## WHAT TO WORK ON
Pick out every line that holds the string "Decode" and copy it.

* start *

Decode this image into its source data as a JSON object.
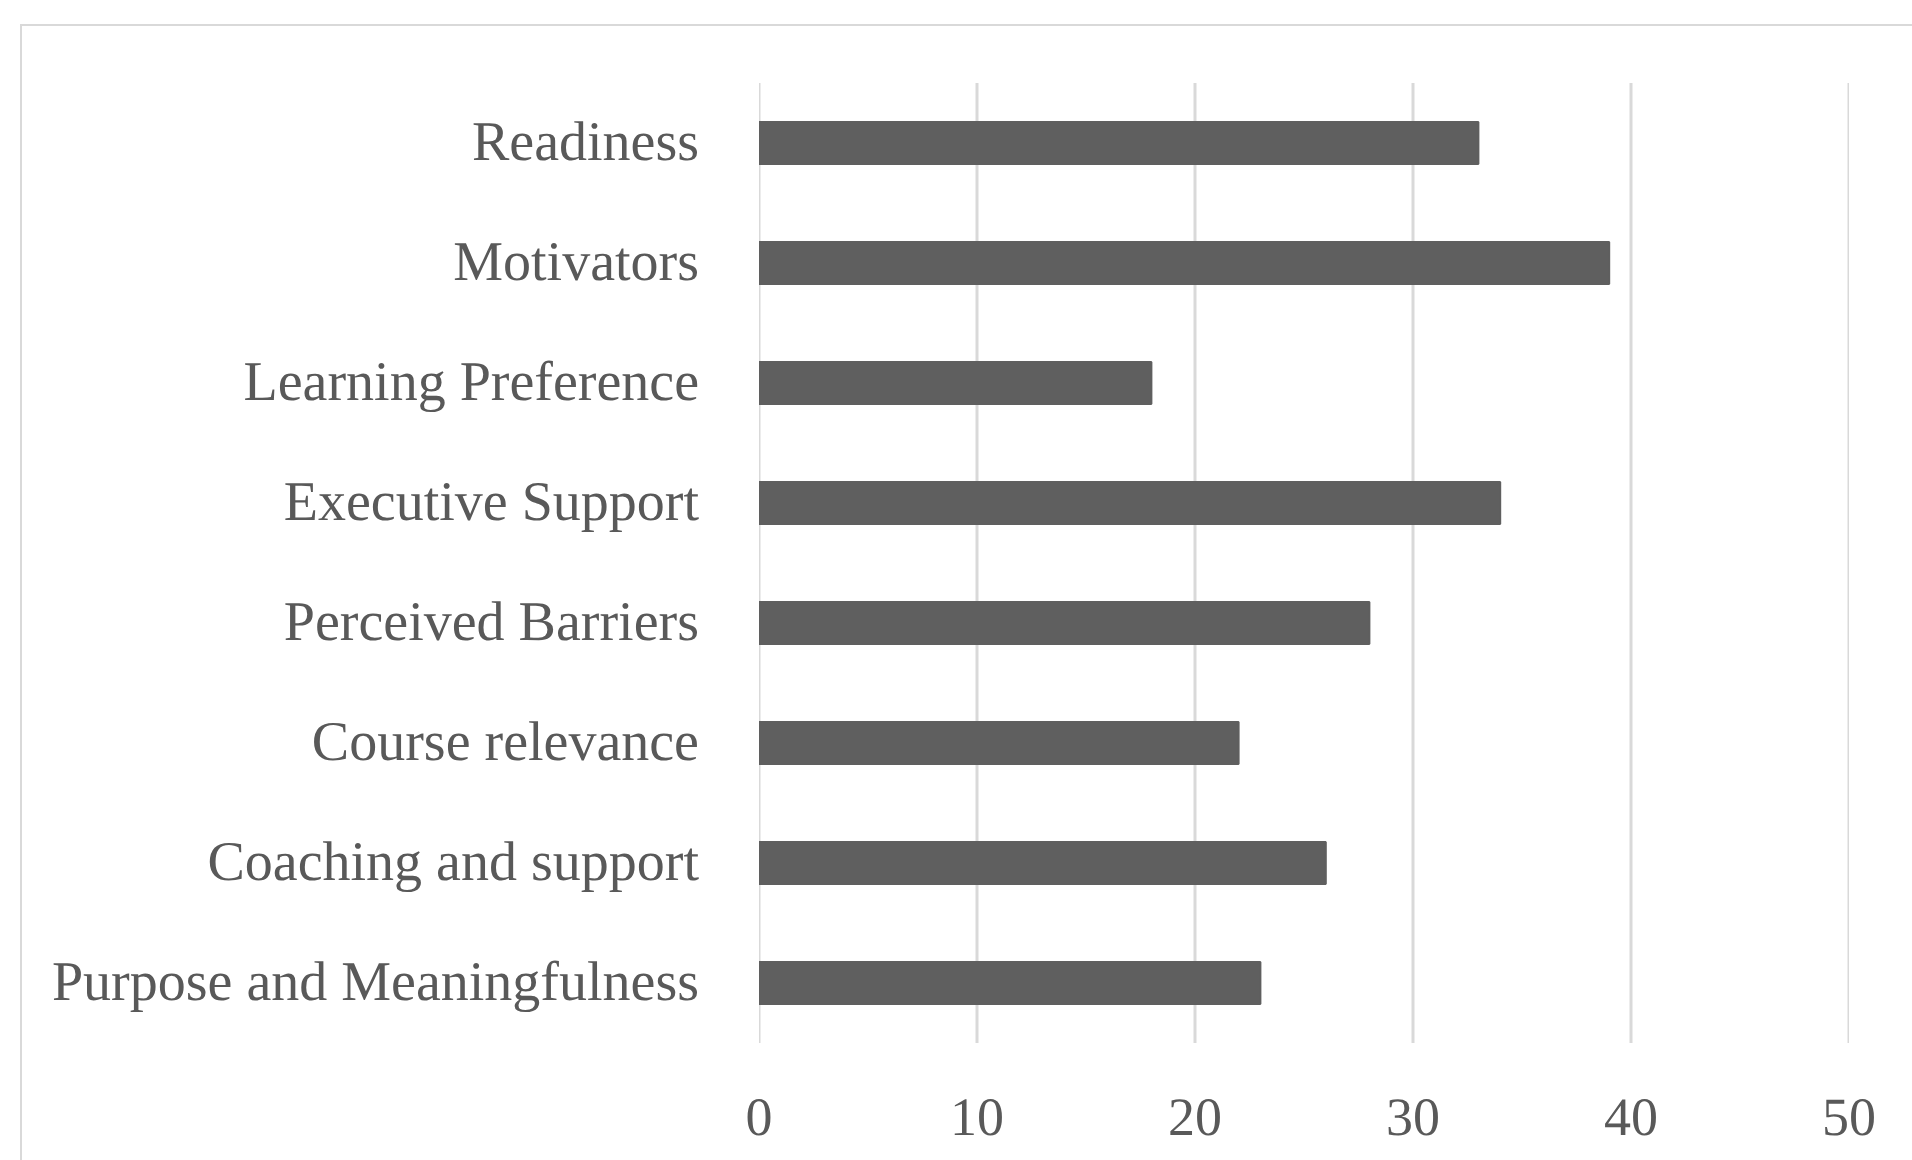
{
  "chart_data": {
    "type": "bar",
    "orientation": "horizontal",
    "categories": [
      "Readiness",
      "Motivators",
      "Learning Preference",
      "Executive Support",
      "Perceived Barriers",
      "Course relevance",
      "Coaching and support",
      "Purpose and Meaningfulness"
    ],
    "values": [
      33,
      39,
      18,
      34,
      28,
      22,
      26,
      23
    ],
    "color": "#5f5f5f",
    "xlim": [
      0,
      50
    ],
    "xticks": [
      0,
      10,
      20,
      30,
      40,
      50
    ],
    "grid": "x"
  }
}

* end *
* start *

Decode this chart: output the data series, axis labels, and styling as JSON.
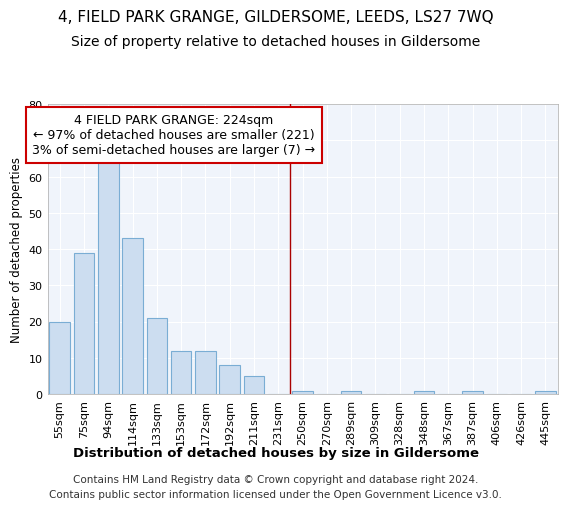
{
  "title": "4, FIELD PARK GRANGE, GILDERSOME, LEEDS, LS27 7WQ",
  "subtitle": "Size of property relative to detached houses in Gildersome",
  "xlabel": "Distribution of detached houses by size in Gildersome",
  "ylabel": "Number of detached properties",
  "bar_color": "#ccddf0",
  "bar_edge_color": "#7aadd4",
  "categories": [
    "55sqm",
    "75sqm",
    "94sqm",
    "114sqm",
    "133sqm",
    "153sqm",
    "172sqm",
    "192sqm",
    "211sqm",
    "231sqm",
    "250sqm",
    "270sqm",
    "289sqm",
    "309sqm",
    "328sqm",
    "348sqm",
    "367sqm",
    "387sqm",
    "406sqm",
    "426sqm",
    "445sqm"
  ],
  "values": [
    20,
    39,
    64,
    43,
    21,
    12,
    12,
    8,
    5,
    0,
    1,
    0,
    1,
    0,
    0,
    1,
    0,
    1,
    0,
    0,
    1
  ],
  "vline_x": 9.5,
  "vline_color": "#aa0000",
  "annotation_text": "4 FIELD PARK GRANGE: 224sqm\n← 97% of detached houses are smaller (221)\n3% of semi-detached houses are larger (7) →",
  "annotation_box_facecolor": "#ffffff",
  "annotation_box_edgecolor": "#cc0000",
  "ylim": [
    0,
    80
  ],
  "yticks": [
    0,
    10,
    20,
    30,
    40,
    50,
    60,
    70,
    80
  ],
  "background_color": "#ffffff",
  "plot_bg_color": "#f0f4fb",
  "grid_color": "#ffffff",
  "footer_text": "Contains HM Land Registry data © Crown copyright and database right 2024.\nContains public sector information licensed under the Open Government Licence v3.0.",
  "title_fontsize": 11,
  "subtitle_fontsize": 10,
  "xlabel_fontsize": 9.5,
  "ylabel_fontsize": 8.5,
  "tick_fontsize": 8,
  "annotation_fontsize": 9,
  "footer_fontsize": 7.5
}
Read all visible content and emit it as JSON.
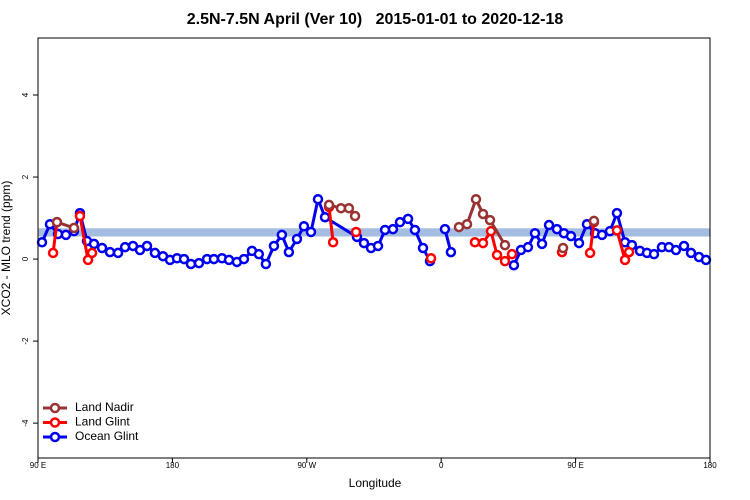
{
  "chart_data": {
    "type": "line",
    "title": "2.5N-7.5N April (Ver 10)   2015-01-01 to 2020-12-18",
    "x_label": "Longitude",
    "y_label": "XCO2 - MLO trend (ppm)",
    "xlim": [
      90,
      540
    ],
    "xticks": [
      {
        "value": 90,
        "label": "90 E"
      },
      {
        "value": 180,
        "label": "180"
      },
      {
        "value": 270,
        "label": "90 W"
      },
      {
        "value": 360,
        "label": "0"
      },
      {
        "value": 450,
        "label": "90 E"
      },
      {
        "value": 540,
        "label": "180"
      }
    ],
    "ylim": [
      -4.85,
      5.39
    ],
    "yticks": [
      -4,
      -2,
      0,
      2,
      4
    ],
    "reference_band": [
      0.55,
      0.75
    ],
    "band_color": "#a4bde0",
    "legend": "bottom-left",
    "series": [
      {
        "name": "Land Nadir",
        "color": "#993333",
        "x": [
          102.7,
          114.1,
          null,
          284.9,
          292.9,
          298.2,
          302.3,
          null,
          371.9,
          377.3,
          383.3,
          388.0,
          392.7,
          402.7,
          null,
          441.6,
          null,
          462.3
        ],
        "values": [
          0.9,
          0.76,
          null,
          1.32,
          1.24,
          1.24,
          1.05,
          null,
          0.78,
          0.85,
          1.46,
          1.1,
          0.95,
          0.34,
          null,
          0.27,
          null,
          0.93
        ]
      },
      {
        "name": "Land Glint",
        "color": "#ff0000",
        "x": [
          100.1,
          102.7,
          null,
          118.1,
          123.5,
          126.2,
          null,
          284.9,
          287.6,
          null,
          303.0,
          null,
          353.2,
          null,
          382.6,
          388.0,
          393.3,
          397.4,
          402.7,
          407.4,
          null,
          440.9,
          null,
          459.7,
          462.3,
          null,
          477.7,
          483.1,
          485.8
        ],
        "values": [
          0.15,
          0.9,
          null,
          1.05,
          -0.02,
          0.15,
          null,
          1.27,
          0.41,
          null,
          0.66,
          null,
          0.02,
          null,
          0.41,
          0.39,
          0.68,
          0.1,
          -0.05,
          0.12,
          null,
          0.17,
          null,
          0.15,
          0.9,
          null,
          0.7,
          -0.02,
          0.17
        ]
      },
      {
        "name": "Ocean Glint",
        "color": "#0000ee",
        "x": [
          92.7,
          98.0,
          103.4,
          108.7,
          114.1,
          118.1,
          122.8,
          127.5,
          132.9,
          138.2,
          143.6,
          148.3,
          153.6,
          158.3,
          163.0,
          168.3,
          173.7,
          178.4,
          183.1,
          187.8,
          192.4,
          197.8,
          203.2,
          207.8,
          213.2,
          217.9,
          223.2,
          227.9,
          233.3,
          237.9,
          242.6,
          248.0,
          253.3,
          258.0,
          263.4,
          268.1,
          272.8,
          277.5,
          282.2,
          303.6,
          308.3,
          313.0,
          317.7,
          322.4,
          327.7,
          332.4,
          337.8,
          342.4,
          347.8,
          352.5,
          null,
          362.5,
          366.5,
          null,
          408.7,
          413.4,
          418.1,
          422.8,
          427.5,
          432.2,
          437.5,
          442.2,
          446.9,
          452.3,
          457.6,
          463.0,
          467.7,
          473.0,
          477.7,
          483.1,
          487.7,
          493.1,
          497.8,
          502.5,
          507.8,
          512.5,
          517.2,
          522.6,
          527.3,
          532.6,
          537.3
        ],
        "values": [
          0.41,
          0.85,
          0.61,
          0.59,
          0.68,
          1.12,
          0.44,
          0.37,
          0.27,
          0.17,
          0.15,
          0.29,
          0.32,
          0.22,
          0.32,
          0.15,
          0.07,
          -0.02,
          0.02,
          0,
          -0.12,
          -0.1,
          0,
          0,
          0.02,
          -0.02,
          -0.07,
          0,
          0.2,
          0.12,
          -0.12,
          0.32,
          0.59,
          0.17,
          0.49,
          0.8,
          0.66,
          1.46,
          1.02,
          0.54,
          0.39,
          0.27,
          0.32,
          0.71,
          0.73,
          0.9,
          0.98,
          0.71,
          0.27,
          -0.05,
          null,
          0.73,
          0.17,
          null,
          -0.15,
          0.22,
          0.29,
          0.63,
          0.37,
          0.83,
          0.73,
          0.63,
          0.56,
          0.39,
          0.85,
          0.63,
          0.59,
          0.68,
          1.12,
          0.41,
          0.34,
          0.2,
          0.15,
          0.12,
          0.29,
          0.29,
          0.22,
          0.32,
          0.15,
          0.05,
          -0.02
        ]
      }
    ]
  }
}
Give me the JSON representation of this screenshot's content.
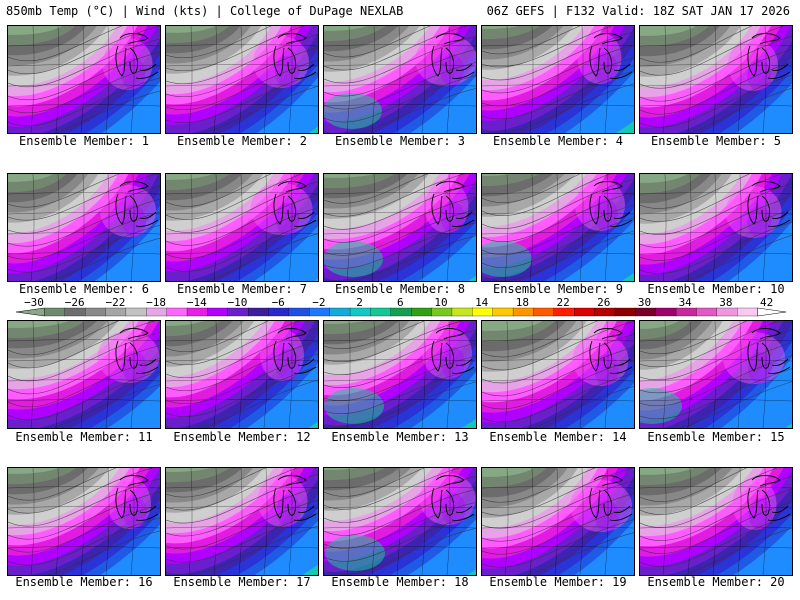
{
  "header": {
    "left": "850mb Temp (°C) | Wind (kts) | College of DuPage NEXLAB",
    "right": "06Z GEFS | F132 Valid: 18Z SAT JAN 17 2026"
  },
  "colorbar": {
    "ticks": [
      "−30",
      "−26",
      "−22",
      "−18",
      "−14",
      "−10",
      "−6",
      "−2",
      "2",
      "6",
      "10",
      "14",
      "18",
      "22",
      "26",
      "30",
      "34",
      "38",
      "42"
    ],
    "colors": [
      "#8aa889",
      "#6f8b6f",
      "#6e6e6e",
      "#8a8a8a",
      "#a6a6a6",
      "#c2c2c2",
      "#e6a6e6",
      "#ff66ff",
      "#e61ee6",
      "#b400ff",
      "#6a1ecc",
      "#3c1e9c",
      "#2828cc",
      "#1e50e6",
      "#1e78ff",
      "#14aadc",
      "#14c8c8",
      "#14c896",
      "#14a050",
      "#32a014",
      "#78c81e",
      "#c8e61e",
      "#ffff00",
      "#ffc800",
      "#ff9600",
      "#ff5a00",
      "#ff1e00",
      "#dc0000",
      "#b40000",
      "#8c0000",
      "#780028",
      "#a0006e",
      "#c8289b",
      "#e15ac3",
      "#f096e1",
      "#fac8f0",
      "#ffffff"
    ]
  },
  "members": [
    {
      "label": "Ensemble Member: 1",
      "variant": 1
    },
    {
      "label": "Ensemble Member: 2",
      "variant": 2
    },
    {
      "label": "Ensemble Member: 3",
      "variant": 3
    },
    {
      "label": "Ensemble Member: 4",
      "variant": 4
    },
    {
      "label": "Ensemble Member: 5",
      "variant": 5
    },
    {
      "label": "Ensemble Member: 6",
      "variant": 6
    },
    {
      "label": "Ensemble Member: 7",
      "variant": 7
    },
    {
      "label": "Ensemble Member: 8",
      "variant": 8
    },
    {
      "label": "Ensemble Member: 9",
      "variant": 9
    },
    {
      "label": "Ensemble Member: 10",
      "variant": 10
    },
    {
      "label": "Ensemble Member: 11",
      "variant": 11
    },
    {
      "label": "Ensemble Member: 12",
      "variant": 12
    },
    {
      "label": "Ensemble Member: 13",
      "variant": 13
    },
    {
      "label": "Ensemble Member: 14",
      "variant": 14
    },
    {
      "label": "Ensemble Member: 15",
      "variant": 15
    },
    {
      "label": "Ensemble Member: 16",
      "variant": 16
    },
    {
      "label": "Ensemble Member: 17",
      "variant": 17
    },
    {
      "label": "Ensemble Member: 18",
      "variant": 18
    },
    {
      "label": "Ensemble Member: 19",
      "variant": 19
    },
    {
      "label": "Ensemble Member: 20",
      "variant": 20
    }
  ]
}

* end *
* start *

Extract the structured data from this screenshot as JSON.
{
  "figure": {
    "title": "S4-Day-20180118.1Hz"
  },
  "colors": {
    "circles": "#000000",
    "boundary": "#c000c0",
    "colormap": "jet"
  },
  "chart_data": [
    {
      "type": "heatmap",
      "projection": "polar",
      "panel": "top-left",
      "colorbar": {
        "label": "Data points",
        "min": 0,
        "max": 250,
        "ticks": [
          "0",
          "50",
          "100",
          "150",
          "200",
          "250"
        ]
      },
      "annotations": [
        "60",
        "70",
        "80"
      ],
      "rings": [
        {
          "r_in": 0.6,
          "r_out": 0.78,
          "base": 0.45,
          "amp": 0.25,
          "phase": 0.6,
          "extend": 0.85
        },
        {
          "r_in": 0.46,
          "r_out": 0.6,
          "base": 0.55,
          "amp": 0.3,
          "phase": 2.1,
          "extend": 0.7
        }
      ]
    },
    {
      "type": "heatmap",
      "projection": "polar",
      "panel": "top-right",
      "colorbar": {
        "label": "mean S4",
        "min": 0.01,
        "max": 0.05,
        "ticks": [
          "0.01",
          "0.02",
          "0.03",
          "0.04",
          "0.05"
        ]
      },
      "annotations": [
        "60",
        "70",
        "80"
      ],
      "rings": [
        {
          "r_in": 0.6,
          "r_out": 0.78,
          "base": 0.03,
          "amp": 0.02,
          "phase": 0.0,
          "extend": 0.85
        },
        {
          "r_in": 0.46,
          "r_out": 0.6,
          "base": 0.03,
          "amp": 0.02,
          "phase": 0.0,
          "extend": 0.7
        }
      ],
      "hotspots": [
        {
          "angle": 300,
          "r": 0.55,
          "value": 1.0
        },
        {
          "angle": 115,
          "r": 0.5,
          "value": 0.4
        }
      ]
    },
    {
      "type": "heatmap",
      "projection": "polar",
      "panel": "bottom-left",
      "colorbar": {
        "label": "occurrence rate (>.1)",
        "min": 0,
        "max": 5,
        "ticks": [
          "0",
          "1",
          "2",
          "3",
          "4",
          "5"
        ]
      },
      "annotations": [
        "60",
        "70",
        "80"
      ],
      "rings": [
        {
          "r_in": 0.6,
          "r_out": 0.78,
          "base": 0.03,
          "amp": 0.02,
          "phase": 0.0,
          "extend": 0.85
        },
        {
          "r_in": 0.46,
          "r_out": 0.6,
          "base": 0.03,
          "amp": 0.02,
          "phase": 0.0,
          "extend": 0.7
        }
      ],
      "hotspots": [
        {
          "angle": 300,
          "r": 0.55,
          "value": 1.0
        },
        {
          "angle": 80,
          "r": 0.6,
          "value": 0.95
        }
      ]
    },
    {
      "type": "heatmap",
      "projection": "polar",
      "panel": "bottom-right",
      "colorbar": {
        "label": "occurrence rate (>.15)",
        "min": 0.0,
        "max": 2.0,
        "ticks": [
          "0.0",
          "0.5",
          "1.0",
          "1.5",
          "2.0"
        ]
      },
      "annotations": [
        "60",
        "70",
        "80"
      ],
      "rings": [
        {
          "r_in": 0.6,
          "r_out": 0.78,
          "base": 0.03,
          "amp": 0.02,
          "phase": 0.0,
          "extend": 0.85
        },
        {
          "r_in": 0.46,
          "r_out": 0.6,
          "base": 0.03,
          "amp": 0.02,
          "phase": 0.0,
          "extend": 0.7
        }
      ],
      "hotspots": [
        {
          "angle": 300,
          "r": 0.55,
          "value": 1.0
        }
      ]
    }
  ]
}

* end *

## THE RESULT
Decode this image into its source data as a JSON object.
Decode this chart: output the data series, axis labels, and styling as JSON.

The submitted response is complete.